(Source):
Clouvider VPS Dropping Traffic and Connection Timeouts constantly

tavii · February 2025

Hi, ever since I bought my first Clouvider VPS I've had issues with connection timeouts and dropped traffic. I asked @Clouvider to look into it and they said everything is fine.

Between 2%-7% of outgoing DNS requests get no replies and outgoing HTTP requests periodically get an exact 5 second response time added to them or they just get timed out completely.

I moved my services from AWS where I never had these kind of problems. The VPS is hosted in Manchester and it's the cheapest one they offer.

I suspect it is their DDoS protection causing all of this but they denied it. I moved to Google's DoH to fix the DNS problem temporarily (works maybe cause higher timeout or it just doesn't drop that traffic?). I also haven't done anything to Ubuntu/Kernel.

I really don't know what to do anymore cause this is unusable and I prepaid for it, I wanted it to be good..

tavii · February 2025

@Clouvider any idea what it could be?

Clouvider · February 2025

@tavii said:
@Clouvider any idea what it could be?

We don’t provide support through the forum. If you can demonstrate the evidence of the issue within our network, please work with the support on a resolution.

tavii · February 2025

@Clouvider said:

@tavii said:
@Clouvider any idea what it could be?

We don’t provide support through the forum. If you can demonstrate the evidence of the issue within our network, please work with the support on a resolution.

Okay I will try to make a ticket again. Thanks

Clouvider · February 2025

@tavii said:

@Clouvider said:

@tavii said:
@Clouvider any idea what it could be?

We don’t provide support through the forum. If you can demonstrate the evidence of the issue within our network, please work with the support on a resolution.

Okay I will try to make a ticket again. Thanks

👍
Once raised, please DM me the ticket ID, I will monitor it for you 😉.

Arirang · February 2025

How often do you make a http connection?

jsg · February 2025

@Clouvider said:

@tavii said:
@Clouvider any idea what it could be?

(List of tasks):
1. Reproduce the Clouvider VPS thread word for word, starting at "Hi, ever since" and ending after "one they offer.".
2. Carry on the forum thread about Clouvider VPS timeouts from the point at which it stops.
The entries that follow come from a separate source and are unrelated to the Clouvider VPS thread.

(Dataset rows):
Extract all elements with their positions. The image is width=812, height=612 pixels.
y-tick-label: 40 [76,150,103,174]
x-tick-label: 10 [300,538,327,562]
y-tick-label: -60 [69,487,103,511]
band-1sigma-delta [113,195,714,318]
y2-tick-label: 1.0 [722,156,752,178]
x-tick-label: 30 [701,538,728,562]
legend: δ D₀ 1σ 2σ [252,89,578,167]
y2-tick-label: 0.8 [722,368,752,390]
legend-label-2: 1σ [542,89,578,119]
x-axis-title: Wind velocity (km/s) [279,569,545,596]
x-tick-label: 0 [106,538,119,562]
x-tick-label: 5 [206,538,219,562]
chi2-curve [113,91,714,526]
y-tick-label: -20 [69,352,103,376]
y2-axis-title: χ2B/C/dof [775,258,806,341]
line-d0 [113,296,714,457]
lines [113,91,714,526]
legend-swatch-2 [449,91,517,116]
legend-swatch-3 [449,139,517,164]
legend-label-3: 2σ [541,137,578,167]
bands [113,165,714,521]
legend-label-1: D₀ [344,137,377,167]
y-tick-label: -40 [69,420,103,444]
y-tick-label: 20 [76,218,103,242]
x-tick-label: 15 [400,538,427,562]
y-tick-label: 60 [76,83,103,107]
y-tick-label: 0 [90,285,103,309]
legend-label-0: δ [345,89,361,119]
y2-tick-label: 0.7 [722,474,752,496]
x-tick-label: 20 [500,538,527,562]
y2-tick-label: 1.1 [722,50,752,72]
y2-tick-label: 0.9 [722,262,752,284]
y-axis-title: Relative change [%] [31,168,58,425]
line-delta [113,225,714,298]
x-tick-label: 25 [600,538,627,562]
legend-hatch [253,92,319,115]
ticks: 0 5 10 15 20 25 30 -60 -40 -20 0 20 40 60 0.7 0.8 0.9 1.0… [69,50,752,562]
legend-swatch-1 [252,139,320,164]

(Responses per task):
1.
Hi, ever since I bought my first Clouvider VPS I've had issues with connection timeouts and dropped traffic. I asked @Clouvider to look into it and they said everything is fine.

Between 2%-7% of outgoing DNS requests get no replies and outgoing HTTP requests periodically get an exact 5 second response time added to them or they just get timed out completely.

I moved my services from AWS where I never had these kind of problems. The VPS is hosted in Manchester and it's the cheapest one they offer.

2.
We don’t provide support through the forum. If you can demonstrate the evidence of the issue within our network, please work with the support on a resolution.

OK. But you might want - in your own interest - offer us a statement on the matter. After all you to a large degree live from you "very good network" reputation.

Unless, of course, OP is not day-dreaming and there actually are some problems. In that case it might seem wiser to just block questions ...

@tavii

Between 2%-7% of outgoing DNS requests get no replies

That in my eyes (a) is not necessarily to do with Clouvider, and (b) is not a live or die issue but rather an annoying but not critical one

and outgoing HTTP requests periodically get an exact 5 second response time added to them or they just get timed out completely.

That probably is concerning and it would serve Clouvider well to either prove that it's not their fault or to investigate and solve the problem, and quickly.

tavii · February 2025

@jsg Do you know any tool I could use to troubleshoot this?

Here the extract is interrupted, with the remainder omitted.